[Collected data]
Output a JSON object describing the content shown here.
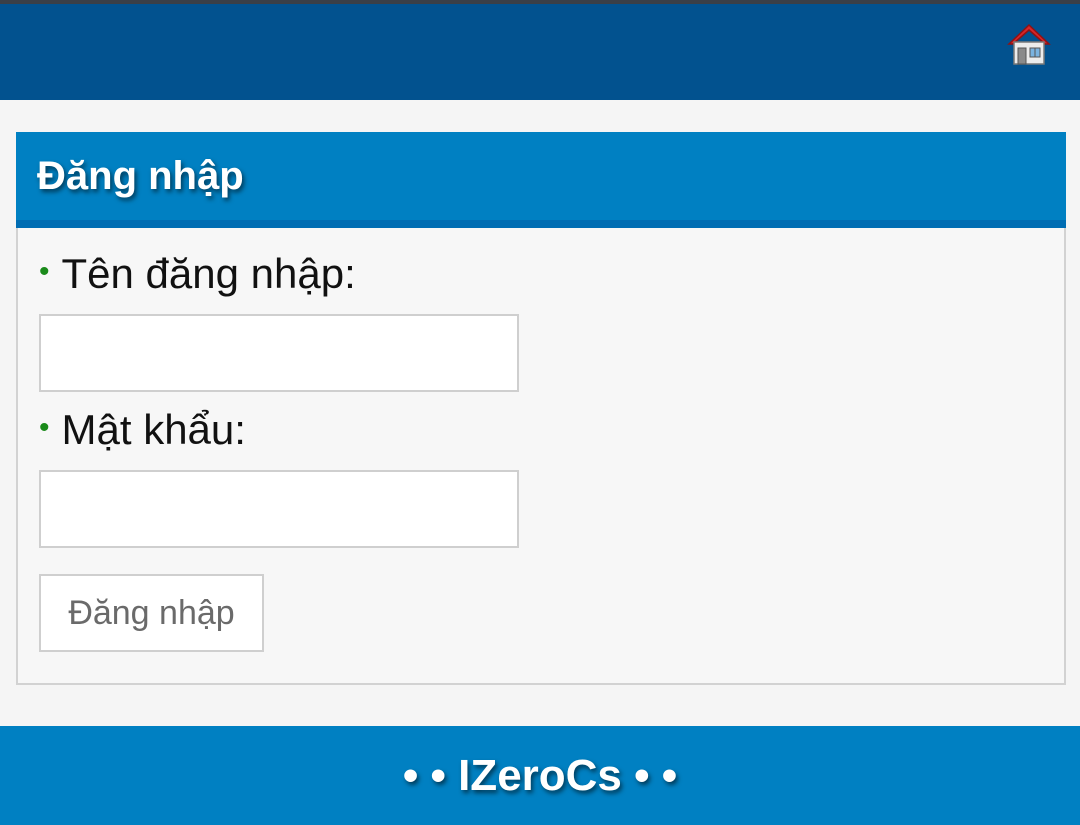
{
  "header": {
    "home_icon": "home-icon"
  },
  "login": {
    "title": "Đăng nhập",
    "username_label": "Tên đăng nhập:",
    "username_value": "",
    "password_label": "Mật khẩu:",
    "password_value": "",
    "submit_label": "Đăng nhập",
    "bullet": "•"
  },
  "footer": {
    "text": "• • IZeroCs • •"
  },
  "colors": {
    "header_bg": "#02528f",
    "panel_title_bg": "#0080c2",
    "footer_bg": "#0080c2",
    "bullet": "#1a8a1a"
  }
}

= TASK BRIEF =
Quote every entry exactly, with the pictures omitted.

= SOLUTION TO THIS TASK =
Output a JSON object describing the content shown here.
{
  "header": {
    "home_icon": "home-icon"
  },
  "login": {
    "title": "Đăng nhập",
    "username_label": "Tên đăng nhập:",
    "username_value": "",
    "password_label": "Mật khẩu:",
    "password_value": "",
    "submit_label": "Đăng nhập",
    "bullet": "•"
  },
  "footer": {
    "text": "• • IZeroCs • •"
  },
  "colors": {
    "header_bg": "#02528f",
    "panel_title_bg": "#0080c2",
    "footer_bg": "#0080c2",
    "bullet": "#1a8a1a"
  }
}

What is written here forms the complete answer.